### Written task
Repeat each line exactly as it is written.

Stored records
┌──
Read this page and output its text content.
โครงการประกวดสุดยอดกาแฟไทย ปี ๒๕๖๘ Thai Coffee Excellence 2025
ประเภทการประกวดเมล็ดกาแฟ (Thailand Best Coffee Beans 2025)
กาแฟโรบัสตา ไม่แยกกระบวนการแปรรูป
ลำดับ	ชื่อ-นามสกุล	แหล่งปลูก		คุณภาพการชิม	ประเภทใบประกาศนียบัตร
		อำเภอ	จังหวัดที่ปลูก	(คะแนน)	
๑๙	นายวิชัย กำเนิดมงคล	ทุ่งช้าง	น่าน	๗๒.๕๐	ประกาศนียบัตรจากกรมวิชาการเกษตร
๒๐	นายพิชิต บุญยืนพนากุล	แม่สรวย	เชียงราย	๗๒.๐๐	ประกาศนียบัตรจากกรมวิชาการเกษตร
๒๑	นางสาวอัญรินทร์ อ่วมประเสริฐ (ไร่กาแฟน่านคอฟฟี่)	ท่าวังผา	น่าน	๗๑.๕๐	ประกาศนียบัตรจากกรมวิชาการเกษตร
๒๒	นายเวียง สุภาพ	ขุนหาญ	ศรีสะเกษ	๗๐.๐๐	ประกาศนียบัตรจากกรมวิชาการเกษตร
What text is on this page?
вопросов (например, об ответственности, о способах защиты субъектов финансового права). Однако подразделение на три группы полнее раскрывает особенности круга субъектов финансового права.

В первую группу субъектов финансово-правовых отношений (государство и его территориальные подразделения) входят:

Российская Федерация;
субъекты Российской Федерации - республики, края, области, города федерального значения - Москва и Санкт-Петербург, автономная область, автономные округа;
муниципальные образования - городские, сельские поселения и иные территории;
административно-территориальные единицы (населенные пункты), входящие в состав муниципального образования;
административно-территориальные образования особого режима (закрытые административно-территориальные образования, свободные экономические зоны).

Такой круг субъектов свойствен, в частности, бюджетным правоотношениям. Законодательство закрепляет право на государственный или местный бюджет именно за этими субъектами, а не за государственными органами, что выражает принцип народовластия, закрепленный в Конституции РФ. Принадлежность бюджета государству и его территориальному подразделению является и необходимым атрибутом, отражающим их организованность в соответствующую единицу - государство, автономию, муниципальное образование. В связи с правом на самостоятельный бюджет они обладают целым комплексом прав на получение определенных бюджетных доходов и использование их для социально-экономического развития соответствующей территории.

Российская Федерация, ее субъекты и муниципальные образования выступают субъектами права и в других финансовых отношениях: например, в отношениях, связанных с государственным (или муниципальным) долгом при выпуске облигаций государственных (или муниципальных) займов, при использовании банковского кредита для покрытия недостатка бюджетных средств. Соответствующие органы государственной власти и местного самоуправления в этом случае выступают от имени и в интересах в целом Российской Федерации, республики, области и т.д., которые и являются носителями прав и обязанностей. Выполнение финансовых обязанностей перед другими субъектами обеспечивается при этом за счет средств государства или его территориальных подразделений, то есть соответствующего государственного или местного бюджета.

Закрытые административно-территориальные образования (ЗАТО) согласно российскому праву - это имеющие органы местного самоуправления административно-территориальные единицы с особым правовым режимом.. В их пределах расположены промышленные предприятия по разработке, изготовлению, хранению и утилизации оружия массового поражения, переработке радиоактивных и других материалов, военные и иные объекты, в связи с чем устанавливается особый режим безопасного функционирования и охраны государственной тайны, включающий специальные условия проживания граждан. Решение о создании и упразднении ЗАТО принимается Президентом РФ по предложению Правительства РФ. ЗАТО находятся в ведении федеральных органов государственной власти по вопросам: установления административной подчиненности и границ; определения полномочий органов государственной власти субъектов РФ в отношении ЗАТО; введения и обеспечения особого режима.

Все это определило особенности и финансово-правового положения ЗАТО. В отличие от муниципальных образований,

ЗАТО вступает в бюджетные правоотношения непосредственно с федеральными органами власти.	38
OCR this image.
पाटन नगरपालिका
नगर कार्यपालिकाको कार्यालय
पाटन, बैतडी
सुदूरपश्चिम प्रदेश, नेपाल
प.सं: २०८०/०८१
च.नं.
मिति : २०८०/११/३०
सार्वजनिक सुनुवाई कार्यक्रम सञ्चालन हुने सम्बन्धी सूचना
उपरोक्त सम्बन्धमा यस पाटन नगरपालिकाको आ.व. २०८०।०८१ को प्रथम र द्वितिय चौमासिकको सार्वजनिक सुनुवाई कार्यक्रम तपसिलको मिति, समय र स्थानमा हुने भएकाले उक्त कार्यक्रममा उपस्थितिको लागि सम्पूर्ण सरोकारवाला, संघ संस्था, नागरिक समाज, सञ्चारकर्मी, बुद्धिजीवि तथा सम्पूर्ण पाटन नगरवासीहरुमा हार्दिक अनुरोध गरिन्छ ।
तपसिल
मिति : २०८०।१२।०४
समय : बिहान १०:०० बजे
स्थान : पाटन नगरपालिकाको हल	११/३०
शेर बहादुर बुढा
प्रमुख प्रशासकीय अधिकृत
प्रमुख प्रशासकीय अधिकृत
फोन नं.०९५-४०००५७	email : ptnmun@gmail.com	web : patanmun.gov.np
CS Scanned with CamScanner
└──
### The reply
Read this page and output its text content.
โครงการประกวดสุดยอดกาแฟไทย ปี ๒๕๖๘ Thai Coffee Excellence 2025
ประเภทการประกวดเมล็ดกาแฟ (Thailand Best Coffee Beans 2025)
กาแฟโรบัสตา ไม่แยกกระบวนการแปรรูป
ลำดับ	ชื่อ-นามสกุล	แหล่งปลูก		คุณภาพการชิม	ประเภทใบประกาศนียบัตร
		อำเภอ	จังหวัดที่ปลูก	(คะแนน)	
๑๙	นายวิชัย กำเนิดมงคล	ทุ่งช้าง	น่าน	๗๒.๕๐	ประกาศนียบัตรจากกรมวิชาการเกษตร
๒๐	นายพิชิต บุญยืนพนากุล	แม่สรวย	เชียงราย	๗๒.๐๐	ประกาศนียบัตรจากกรมวิชาการเกษตร
๒๑	นางสาวอัญรินทร์ อ่วมประเสริฐ (ไร่กาแฟน่านคอฟฟี่)	ท่าวังผา	น่าน	๗๑.๕๐	ประกาศนียบัตรจากกรมวิชาการเกษตร
๒๒	นายเวียง สุภาพ	ขุนหาญ	ศรีสะเกษ	๗๐.๐๐	ประกาศนียบัตรจากกรมวิชาการเกษตร
What text is on this page?
вопросов (например, об ответственности, о способах защиты субъектов финансового права). Однако подразделение на три группы полнее раскрывает особенности круга субъектов финансового права.

В первую группу субъектов финансово-правовых отношений (государство и его территориальные подразделения) входят:

Российская Федерация;
субъекты Российской Федерации - республики, края, области, города федерального значения - Москва и Санкт-Петербург, автономная область, автономные округа;
муниципальные образования - городские, сельские поселения и иные территории;
административно-территориальные единицы (населенные пункты), входящие в состав муниципального образования;
административно-территориальные образования особого режима (закрытые административно-территориальные образования, свободные экономические зоны).

Такой круг субъектов свойствен, в частности, бюджетным правоотношениям. Законодательство закрепляет право на государственный или местный бюджет именно за этими субъектами, а не за государственными органами, что выражает принцип народовластия, закрепленный в Конституции РФ. Принадлежность бюджета государству и его территориальному подразделению является и необходимым атрибутом, отражающим их организованность в соответствующую единицу - государство, автономию, муниципальное образование. В связи с правом на самостоятельный бюджет они обладают целым комплексом прав на получение определенных бюджетных доходов и использование их для социально-экономического развития соответствующей территории.

Российская Федерация, ее субъекты и муниципальные образования выступают субъектами права и в других финансовых отношениях: например, в отношениях, связанных с государственным (или муниципальным) долгом при выпуске облигаций государственных (или муниципальных) займов, при использовании банковского кредита для покрытия недостатка бюджетных средств. Соответствующие органы государственной власти и местного самоуправления в этом случае выступают от имени и в интересах в целом Российской Федерации, республики, области и т.д., которые и являются носителями прав и обязанностей. Выполнение финансовых обязанностей перед другими субъектами обеспечивается при этом за счет средств государства или его территориальных подразделений, то есть соответствующего государственного или местного бюджета.

Закрытые административно-территориальные образования (ЗАТО) согласно российскому праву - это имеющие органы местного самоуправления административно-территориальные единицы с особым правовым режимом.. В их пределах расположены промышленные предприятия по разработке, изготовлению, хранению и утилизации оружия массового поражения, переработке радиоактивных и других материалов, военные и иные объекты, в связи с чем устанавливается особый режим безопасного функционирования и охраны государственной тайны, включающий специальные условия проживания граждан. Решение о создании и упразднении ЗАТО принимается Президентом РФ по предложению Правительства РФ. ЗАТО находятся в ведении федеральных органов государственной власти по вопросам: установления административной подчиненности и границ; определения полномочий органов государственной власти субъектов РФ в отношении ЗАТО; введения и обеспечения особого режима.

Все это определило особенности и финансово-правового положения ЗАТО. В отличие от муниципальных образований,

ЗАТО вступает в бюджетные правоотношения непосредственно с федеральными органами власти.	38
OCR this image.
पाटन नगरपालिका
नगर कार्यपालिकाको कार्यालय
पाटन, बैतडी
सुदूरपश्चिम प्रदेश, नेपाल
प.सं: २०८०/०८१
च.नं.
मिति : २०८०/११/३०
सार्वजनिक सुनुवाई कार्यक्रम सञ्चालन हुने सम्बन्धी सूचना
उपरोक्त सम्बन्धमा यस पाटन नगरपालिकाको आ.व. २०८०।०८१ को प्रथम र द्वितिय चौमासिकको सार्वजनिक सुनुवाई कार्यक्रम तपसिलको मिति, समय र स्थानमा हुने भएकाले उक्त कार्यक्रममा उपस्थितिको लागि सम्पूर्ण सरोकारवाला, संघ संस्था, नागरिक समाज, सञ्चारकर्मी, बुद्धिजीवि तथा सम्पूर्ण पाटन नगरवासीहरुमा हार्दिक अनुरोध गरिन्छ ।
तपसिल
मिति : २०८०।१२।०४
समय : बिहान १०:०० बजे
स्थान : पाटन नगरपालिकाको हल	११/३०
शेर बहादुर बुढा
प्रमुख प्रशासकीय अधिकृत
प्रमुख प्रशासकीय अधिकृत
फोन नं.०९५-४०००५७	email : ptnmun@gmail.com	web : patanmun.gov.np
CS Scanned with CamScanner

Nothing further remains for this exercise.